(Tasks to perform)
**A.** Rewrite the stretch of the AI bibliometric text from "This work demonstrated" through "Asia, and Europe).", substituting "critical points" for "neuralgic points".
**B.** Write the next part of the AI bibliometric text, picking up after its final sentence.

(Document excerpt)

Finally, the descriptors that constitute a relevant part of the bibliometric techniques are examined, as they allow revising different facets of a specific topic. The data in Table 11 and Figs. 9, 10, and 11 allowed establishing that there are ten keywords with the highest number of appearances in WoS throughout the period evaluated. The term Machine Learning stands out with more than twice as many occurrences as the second term, Deep Learning, followed by AI, these being the three most relevant descriptors. In a second block appear Robotics, Classification, Natural Language Processing and Neural Networks, which have appeared mainly in the last ten and five years. In the last block of the ten most relevant keywords, Robotic Surgery, Evolutionary Computing and Data Mining appear, indicating that they are important topics associated with the central theme of study. The clusters identified in the figures allow observing three groups that interact around broad topics oriented to basic and applied sciences and medicine, and it is in these areas where the most knowledge is being generated in this field.

This work demonstrated the relevance of AI, its ramifications and the neuralgic points where it is operating with the greatest demand for knowledge.

5 Conclusions

The bibliometric mapping carried out in the WoS in the period 1990–2019 showed that the scientific production in the branch of knowledge identified as AI is concentrated in ten countries that are located in the northern hemisphere of the world (North America, Asia, and Europe).

The study identified the USA and China as the two great leaders in the generation of scientific knowledge in the aforementioned branch. There is a second group of eight countries with similar capacities among them that can be called the followers, which concentrate the other large percentage of knowledge production on this subject. This means that there are asymmetries in the world, in terms of the distribution of the world production of knowledge and, consequently, this translates into gaps that mark insurmountable differences in the mastery of a key scientific activity such as AI.

(Extracted information)
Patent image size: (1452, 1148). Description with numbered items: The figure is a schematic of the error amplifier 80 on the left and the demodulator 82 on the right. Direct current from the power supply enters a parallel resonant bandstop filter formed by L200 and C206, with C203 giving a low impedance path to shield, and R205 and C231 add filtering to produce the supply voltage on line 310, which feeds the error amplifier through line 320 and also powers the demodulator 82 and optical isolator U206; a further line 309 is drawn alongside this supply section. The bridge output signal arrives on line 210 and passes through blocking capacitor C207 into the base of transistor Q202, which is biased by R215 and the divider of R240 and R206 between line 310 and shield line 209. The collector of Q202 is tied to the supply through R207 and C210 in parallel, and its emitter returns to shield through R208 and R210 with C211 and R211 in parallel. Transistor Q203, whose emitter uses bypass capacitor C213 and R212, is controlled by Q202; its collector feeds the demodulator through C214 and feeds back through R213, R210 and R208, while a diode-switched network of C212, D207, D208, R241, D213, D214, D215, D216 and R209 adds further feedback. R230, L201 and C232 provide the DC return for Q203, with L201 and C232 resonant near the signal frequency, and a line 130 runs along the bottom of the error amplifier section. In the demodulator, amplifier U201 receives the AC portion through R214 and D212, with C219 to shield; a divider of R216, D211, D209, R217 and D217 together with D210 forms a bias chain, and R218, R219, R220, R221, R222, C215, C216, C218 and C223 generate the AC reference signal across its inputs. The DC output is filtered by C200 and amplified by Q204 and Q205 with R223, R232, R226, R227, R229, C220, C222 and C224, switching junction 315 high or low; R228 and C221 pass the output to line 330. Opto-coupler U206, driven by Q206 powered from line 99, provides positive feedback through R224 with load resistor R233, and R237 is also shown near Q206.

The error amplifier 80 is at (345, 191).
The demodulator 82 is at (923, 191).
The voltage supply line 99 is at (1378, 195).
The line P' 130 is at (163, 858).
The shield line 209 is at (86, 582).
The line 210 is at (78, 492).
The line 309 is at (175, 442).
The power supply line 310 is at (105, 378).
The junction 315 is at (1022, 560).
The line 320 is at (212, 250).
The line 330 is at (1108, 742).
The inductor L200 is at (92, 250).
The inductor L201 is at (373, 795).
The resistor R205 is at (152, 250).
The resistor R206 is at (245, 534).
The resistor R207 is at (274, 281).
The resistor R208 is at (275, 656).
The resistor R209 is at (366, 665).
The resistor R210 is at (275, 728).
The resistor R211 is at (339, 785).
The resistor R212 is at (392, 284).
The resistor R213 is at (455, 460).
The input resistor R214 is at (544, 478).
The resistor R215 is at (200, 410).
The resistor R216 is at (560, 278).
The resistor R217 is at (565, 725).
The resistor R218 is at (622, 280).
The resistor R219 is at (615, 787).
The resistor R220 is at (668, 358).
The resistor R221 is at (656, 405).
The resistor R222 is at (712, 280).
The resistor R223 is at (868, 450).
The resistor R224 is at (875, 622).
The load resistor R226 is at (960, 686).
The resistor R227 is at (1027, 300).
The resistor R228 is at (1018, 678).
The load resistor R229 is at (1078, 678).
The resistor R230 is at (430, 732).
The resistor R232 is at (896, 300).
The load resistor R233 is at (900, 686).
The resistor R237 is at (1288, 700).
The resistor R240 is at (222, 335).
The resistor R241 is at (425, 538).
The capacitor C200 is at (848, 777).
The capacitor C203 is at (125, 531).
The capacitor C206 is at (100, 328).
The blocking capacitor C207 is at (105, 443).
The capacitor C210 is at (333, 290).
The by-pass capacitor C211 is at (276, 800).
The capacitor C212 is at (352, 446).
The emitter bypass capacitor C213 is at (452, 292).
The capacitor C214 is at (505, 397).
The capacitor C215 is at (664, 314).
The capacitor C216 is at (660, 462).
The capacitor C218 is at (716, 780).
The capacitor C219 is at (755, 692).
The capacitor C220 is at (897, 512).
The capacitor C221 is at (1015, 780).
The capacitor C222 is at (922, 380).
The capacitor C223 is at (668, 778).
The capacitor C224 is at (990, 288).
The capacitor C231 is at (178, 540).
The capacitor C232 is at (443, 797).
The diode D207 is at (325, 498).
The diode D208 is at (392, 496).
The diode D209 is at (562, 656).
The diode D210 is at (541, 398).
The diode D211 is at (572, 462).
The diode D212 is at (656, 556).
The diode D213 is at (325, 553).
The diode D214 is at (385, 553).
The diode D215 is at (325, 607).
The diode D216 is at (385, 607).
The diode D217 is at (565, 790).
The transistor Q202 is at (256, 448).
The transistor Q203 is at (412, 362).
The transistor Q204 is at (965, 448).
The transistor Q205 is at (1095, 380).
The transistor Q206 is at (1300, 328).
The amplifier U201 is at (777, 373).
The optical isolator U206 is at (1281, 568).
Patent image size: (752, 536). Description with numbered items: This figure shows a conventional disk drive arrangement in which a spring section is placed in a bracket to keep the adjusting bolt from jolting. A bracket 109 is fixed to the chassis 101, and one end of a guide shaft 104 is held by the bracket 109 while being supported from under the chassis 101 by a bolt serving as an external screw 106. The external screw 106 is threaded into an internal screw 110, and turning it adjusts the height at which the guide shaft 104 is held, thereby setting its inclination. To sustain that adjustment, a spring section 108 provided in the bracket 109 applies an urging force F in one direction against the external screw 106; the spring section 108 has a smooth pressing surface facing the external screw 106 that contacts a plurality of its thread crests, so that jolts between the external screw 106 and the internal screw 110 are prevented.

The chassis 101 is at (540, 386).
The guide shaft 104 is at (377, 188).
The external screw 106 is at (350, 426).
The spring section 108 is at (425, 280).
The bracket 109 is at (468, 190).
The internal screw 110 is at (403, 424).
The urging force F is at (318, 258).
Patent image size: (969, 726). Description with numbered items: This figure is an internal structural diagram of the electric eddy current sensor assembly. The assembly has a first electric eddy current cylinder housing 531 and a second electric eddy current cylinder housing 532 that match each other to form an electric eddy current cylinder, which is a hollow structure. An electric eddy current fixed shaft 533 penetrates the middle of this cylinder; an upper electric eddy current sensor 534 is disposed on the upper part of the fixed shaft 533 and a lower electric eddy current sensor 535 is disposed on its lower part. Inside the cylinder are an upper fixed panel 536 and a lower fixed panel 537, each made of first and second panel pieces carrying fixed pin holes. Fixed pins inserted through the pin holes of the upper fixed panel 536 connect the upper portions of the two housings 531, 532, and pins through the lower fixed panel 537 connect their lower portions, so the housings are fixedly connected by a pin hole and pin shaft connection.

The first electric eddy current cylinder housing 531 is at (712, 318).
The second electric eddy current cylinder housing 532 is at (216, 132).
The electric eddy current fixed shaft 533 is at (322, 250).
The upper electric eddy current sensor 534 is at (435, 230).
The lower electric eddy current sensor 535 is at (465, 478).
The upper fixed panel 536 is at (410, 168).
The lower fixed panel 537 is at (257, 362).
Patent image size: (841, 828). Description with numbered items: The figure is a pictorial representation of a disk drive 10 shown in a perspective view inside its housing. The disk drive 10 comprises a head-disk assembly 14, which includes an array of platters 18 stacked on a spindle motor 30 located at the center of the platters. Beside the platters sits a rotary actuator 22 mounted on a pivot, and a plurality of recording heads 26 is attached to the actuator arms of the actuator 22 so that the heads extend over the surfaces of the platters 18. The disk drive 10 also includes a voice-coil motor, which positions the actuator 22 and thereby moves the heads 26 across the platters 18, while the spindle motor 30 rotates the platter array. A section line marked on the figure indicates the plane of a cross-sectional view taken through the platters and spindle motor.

(Responses to the tasks)
**A.**
This work demonstrated the relevance of AI, its ramifications and the critical points where it is operating with the greatest demand for knowledge.

5 Conclusions

The bibliometric mapping carried out in the WoS in the period 1990–2019 showed that the scientific production in the branch of knowledge identified as AI is concentrated in ten countries that are located in the northern hemisphere of the world (North America, Asia, and Europe).

**B.**
A relevant finding identified in the study when longitudinally examining the data on AI is that China has been growing in recent years at a faster rate than the USA in terms of scientific production in the WoS. The projection indicates that in a few years, it will become the world leader. This is corroborated by identifying the affiliation of the most prolific authors in recent years.

Another finding identified in the study refers to the high number of publications in Fast Review platforms that contain groups of important journals in terms of number and impact factor. This can be considered as a strategy of these countries to position themselves in the first places in a short time and they have achieved it. However, this requires the construction of a sophisticated socio-technical fabric that demands substantial funds to invest not only in personnel but also in infrastructure, equipment, supplies, new doctoral courses, creation and consolidation of scientific events, among other aspects, that will guarantee them greater productivity in the medium term.

The ten most productive countries in terms of scientific production in the branch of knowledge referred to in the study present different collaborative strategies. For example, the USA and China collaborate more with their national peers, while countries such as England, France, and Germany do so more than 50% with colleagues from other countries. It can be inferred from the study data that the difference may be associated with the capabilities of one or the other.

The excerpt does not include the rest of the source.